**Aim of the exercise:** Which lines hold the word "affiliation"? Copy each of them from the material.

-- Data entries start --

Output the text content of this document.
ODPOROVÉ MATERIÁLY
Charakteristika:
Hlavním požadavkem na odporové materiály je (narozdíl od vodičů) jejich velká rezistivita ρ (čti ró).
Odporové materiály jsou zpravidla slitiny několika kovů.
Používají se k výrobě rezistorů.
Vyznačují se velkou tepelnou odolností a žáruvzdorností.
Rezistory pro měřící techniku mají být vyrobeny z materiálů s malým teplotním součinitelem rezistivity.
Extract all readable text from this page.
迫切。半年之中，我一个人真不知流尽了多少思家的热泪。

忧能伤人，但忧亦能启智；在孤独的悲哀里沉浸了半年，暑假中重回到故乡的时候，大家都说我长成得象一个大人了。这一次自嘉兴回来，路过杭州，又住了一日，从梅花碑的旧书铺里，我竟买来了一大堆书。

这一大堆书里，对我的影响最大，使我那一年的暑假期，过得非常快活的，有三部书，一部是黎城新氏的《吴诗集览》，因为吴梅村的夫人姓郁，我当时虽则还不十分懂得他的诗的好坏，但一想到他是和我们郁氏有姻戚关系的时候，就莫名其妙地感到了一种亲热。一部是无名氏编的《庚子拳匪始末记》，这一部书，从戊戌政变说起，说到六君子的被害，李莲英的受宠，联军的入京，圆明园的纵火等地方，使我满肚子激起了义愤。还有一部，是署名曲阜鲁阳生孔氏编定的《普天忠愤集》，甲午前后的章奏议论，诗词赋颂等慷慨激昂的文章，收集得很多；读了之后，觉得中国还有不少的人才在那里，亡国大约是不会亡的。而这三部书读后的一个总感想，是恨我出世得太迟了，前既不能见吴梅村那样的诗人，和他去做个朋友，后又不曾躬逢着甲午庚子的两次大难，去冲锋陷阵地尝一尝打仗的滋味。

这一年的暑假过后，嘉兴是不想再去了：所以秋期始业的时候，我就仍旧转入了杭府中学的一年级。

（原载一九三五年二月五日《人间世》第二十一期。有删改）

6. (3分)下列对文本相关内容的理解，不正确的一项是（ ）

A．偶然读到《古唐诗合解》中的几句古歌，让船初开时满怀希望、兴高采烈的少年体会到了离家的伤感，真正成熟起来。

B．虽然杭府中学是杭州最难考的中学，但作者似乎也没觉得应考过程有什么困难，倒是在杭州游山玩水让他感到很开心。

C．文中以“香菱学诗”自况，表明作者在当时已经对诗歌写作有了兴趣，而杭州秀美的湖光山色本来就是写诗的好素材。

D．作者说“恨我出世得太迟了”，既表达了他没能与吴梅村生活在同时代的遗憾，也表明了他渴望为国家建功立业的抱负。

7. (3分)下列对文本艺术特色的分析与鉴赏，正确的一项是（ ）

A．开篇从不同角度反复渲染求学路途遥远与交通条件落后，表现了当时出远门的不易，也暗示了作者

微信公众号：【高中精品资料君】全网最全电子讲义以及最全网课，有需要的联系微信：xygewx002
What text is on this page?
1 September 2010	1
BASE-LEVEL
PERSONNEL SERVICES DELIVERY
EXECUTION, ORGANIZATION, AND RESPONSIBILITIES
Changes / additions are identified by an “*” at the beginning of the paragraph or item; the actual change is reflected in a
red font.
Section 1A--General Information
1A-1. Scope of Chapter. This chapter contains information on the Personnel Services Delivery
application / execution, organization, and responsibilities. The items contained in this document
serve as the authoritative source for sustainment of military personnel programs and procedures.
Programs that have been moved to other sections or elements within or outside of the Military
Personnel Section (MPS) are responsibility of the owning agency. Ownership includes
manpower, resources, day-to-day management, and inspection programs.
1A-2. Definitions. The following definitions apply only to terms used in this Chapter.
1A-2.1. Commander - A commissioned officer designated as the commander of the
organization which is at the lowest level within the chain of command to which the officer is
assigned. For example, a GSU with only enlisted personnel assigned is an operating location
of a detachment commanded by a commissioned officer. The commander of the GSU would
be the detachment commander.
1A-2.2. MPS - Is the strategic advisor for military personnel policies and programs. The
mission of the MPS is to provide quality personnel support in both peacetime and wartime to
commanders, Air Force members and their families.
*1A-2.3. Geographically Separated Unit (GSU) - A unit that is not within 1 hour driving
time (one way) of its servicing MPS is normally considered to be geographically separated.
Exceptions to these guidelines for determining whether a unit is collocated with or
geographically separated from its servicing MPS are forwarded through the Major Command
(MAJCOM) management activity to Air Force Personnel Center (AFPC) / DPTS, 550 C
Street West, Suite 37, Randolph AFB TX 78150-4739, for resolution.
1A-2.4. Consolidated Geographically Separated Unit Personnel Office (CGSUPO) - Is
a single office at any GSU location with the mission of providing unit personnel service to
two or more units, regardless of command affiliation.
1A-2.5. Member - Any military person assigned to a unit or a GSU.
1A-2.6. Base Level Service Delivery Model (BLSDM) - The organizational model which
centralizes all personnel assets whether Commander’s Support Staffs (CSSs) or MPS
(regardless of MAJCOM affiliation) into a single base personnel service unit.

-- Data entries end --

**Task response:**
two or more units, regardless of command affiliation.
(regardless of MAJCOM affiliation) into a single base personnel service unit.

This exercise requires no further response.